Requirements
Extract each line of the records below that contains the word "Mysterien".

Exercise inputs
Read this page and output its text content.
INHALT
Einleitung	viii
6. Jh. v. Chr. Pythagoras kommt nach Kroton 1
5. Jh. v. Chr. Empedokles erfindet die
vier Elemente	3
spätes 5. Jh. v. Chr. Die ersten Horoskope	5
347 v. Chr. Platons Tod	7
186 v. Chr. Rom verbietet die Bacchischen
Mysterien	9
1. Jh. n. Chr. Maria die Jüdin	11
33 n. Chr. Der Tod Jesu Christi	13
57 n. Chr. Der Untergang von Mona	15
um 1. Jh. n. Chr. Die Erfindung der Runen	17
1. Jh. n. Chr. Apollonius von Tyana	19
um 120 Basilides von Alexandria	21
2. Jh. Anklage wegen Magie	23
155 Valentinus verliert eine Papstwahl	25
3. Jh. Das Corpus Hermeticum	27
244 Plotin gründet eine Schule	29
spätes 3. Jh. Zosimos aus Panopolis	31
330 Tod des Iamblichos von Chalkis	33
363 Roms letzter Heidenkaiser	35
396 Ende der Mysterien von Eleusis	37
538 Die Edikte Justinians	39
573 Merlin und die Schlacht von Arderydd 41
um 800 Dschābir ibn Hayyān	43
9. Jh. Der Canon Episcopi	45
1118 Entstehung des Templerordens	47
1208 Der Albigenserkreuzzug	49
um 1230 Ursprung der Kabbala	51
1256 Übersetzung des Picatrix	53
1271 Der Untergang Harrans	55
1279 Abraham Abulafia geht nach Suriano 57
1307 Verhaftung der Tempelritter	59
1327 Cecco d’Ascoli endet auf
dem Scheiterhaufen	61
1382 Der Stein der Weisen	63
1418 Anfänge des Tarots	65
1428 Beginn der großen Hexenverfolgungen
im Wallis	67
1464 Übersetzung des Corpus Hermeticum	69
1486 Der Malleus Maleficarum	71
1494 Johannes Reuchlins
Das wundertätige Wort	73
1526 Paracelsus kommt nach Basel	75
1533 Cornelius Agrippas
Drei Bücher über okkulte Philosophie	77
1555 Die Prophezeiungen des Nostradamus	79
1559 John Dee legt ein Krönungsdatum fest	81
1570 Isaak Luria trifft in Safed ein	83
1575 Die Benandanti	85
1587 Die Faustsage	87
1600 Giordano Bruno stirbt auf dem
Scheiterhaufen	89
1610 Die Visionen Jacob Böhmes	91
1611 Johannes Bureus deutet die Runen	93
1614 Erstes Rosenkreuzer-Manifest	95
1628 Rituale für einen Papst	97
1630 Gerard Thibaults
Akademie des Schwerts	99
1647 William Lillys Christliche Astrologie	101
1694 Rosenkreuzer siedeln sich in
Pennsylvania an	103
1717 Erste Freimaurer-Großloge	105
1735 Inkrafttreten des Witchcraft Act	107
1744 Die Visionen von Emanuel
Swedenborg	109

Reply to the task
Mysterien	9
396 Ende der Mysterien von Eleusis	37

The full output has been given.